— Start of MATERIAL FOR THIS TASK —

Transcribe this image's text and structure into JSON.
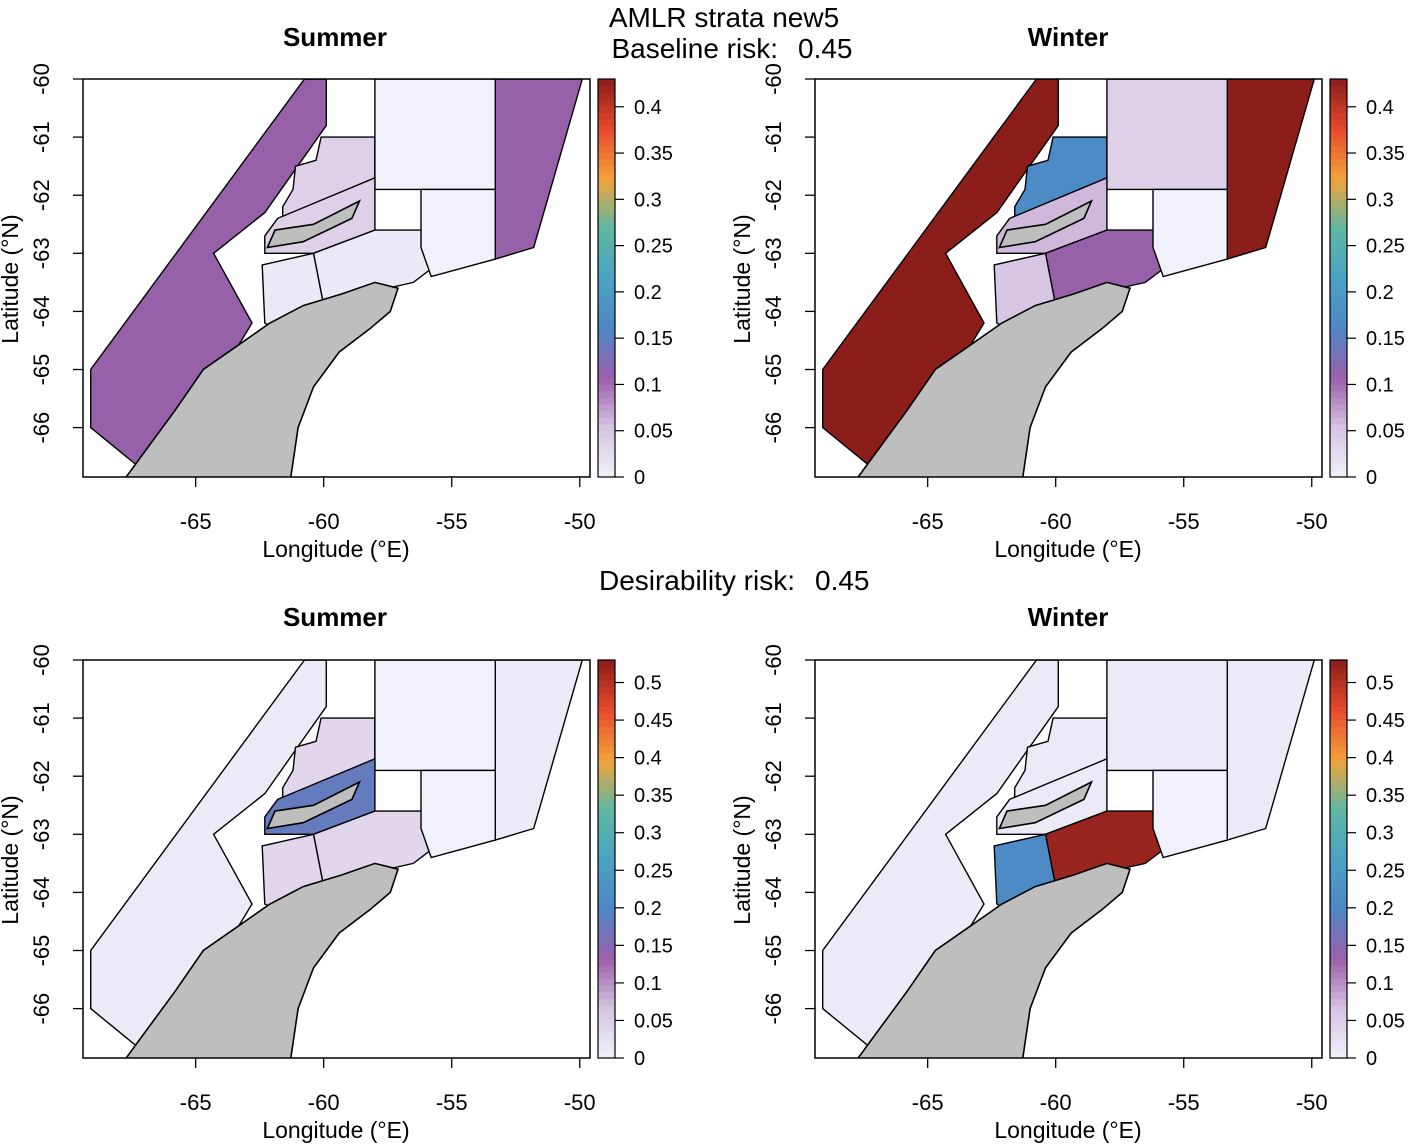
{
  "figure": {
    "title": "AMLR strata new5",
    "sections": [
      {
        "label": "Baseline risk:",
        "value": "0.45",
        "panels": [
          {
            "season": "Summer",
            "strata_values": {
              "outer_west": 0.11,
              "outer_east": 0.11,
              "north_central": 0.04,
              "north_east": 0.0,
              "inner_north": 0.04,
              "inner_south": 0.01,
              "south_inner": 0.01,
              "south_east": 0.0
            }
          },
          {
            "season": "Winter",
            "strata_values": {
              "outer_west": 0.45,
              "outer_east": 0.45,
              "north_central": 0.17,
              "north_east": 0.04,
              "inner_north": 0.06,
              "inner_south": 0.11,
              "south_inner": 0.05,
              "south_east": 0.0
            }
          }
        ],
        "colorbar": {
          "range": [
            0,
            0.43
          ],
          "ticks": [
            0,
            0.05,
            0.1,
            0.15,
            0.2,
            0.25,
            0.3,
            0.35,
            0.4
          ],
          "tick_labels": [
            "0",
            "0.05",
            "0.1",
            "0.15",
            "0.2",
            "0.25",
            "0.3",
            "0.35",
            "0.4"
          ]
        }
      },
      {
        "label": "Desirability risk:",
        "value": "0.45",
        "panels": [
          {
            "season": "Summer",
            "strata_values": {
              "outer_west": 0.01,
              "outer_east": 0.01,
              "north_central": 0.04,
              "north_east": 0.0,
              "inner_north": 0.18,
              "inner_south": 0.04,
              "south_inner": 0.04,
              "south_east": 0.0
            }
          },
          {
            "season": "Winter",
            "strata_values": {
              "outer_west": 0.01,
              "outer_east": 0.01,
              "north_central": 0.01,
              "north_east": 0.01,
              "inner_north": 0.01,
              "inner_south": 0.52,
              "south_inner": 0.21,
              "south_east": 0.0
            }
          }
        ],
        "colorbar": {
          "range": [
            0,
            0.53
          ],
          "ticks": [
            0,
            0.05,
            0.1,
            0.15,
            0.2,
            0.25,
            0.3,
            0.35,
            0.4,
            0.45,
            0.5
          ],
          "tick_labels": [
            "0",
            "0.05",
            "0.1",
            "0.15",
            "0.2",
            "0.25",
            "0.3",
            "0.35",
            "0.4",
            "0.45",
            "0.5"
          ]
        }
      }
    ],
    "axes": {
      "xlabel": "Longitude (°E)",
      "ylabel": "Latitude (°N)",
      "x_range": [
        -69.4,
        -49.6
      ],
      "y_range": [
        -66.85,
        -60.0
      ],
      "x_ticks": [
        -65,
        -60,
        -55,
        -50
      ],
      "x_tick_labels": [
        "-65",
        "-60",
        "-55",
        "-50"
      ],
      "y_ticks": [
        -60,
        -61,
        -62,
        -63,
        -64,
        -65,
        -66
      ],
      "y_tick_labels": [
        "-60",
        "-61",
        "-62",
        "-63",
        "-64",
        "-65",
        "-66"
      ]
    },
    "colors": {
      "land": "#bebebe",
      "palette": [
        "#f1f1fb",
        "#d6c4e2",
        "#9b5fa9",
        "#4e86c6",
        "#4aa3c4",
        "#5fb8a3",
        "#f2a33a",
        "#e64a2e",
        "#8b1d1b"
      ]
    }
  }
}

— End of MATERIAL FOR THIS TASK —

Strip the images and reproduce the remaining records precisely.

# EXERCISE RESULT:
Transcribe this image's text and structure into JSON.
{
  "figure": {
    "title": "AMLR strata new5",
    "sections": [
      {
        "label": "Baseline risk:",
        "value": "0.45",
        "panels": [
          {
            "season": "Summer",
            "strata_values": {
              "outer_west": 0.11,
              "outer_east": 0.11,
              "north_central": 0.04,
              "north_east": 0.0,
              "inner_north": 0.04,
              "inner_south": 0.01,
              "south_inner": 0.01,
              "south_east": 0.0
            }
          },
          {
            "season": "Winter",
            "strata_values": {
              "outer_west": 0.45,
              "outer_east": 0.45,
              "north_central": 0.17,
              "north_east": 0.04,
              "inner_north": 0.06,
              "inner_south": 0.11,
              "south_inner": 0.05,
              "south_east": 0.0
            }
          }
        ],
        "colorbar": {
          "range": [
            0,
            0.43
          ],
          "ticks": [
            0,
            0.05,
            0.1,
            0.15,
            0.2,
            0.25,
            0.3,
            0.35,
            0.4
          ],
          "tick_labels": [
            "0",
            "0.05",
            "0.1",
            "0.15",
            "0.2",
            "0.25",
            "0.3",
            "0.35",
            "0.4"
          ]
        }
      },
      {
        "label": "Desirability risk:",
        "value": "0.45",
        "panels": [
          {
            "season": "Summer",
            "strata_values": {
              "outer_west": 0.01,
              "outer_east": 0.01,
              "north_central": 0.04,
              "north_east": 0.0,
              "inner_north": 0.18,
              "inner_south": 0.04,
              "south_inner": 0.04,
              "south_east": 0.0
            }
          },
          {
            "season": "Winter",
            "strata_values": {
              "outer_west": 0.01,
              "outer_east": 0.01,
              "north_central": 0.01,
              "north_east": 0.01,
              "inner_north": 0.01,
              "inner_south": 0.52,
              "south_inner": 0.21,
              "south_east": 0.0
            }
          }
        ],
        "colorbar": {
          "range": [
            0,
            0.53
          ],
          "ticks": [
            0,
            0.05,
            0.1,
            0.15,
            0.2,
            0.25,
            0.3,
            0.35,
            0.4,
            0.45,
            0.5
          ],
          "tick_labels": [
            "0",
            "0.05",
            "0.1",
            "0.15",
            "0.2",
            "0.25",
            "0.3",
            "0.35",
            "0.4",
            "0.45",
            "0.5"
          ]
        }
      }
    ],
    "axes": {
      "xlabel": "Longitude (°E)",
      "ylabel": "Latitude (°N)",
      "x_range": [
        -69.4,
        -49.6
      ],
      "y_range": [
        -66.85,
        -60.0
      ],
      "x_ticks": [
        -65,
        -60,
        -55,
        -50
      ],
      "x_tick_labels": [
        "-65",
        "-60",
        "-55",
        "-50"
      ],
      "y_ticks": [
        -60,
        -61,
        -62,
        -63,
        -64,
        -65,
        -66
      ],
      "y_tick_labels": [
        "-60",
        "-61",
        "-62",
        "-63",
        "-64",
        "-65",
        "-66"
      ]
    },
    "colors": {
      "land": "#bebebe",
      "palette": [
        "#f1f1fb",
        "#d6c4e2",
        "#9b5fa9",
        "#4e86c6",
        "#4aa3c4",
        "#5fb8a3",
        "#f2a33a",
        "#e64a2e",
        "#8b1d1b"
      ]
    }
  }
}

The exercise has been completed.